_TASK:_ Copy each line containing the word "icon" from the records that follow, please.

* Begin *

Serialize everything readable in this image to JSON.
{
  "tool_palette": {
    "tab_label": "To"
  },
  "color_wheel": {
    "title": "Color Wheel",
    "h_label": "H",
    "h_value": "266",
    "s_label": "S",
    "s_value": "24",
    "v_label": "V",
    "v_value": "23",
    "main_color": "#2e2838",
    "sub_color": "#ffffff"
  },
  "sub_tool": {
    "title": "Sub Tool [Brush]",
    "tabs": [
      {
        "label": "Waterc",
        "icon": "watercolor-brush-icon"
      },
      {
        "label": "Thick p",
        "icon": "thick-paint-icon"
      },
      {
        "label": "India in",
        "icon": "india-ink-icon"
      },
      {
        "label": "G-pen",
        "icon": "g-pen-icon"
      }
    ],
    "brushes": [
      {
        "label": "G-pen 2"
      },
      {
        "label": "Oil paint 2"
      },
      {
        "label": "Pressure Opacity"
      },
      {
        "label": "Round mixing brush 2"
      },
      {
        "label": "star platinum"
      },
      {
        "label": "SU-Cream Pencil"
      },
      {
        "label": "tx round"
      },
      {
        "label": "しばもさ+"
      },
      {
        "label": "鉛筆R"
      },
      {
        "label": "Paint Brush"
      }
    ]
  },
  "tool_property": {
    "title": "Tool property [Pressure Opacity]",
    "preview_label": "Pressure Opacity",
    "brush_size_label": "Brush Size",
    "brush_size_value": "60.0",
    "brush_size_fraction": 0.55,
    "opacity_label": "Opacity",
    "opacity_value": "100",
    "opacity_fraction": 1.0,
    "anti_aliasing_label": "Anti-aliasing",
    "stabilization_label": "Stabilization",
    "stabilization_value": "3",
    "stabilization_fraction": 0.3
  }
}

* End *

_SOLVED PROBLEM:_
        "icon": "watercolor-brush-icon"
        "icon": "thick-paint-icon"
        "icon": "india-ink-icon"
        "icon": "g-pen-icon"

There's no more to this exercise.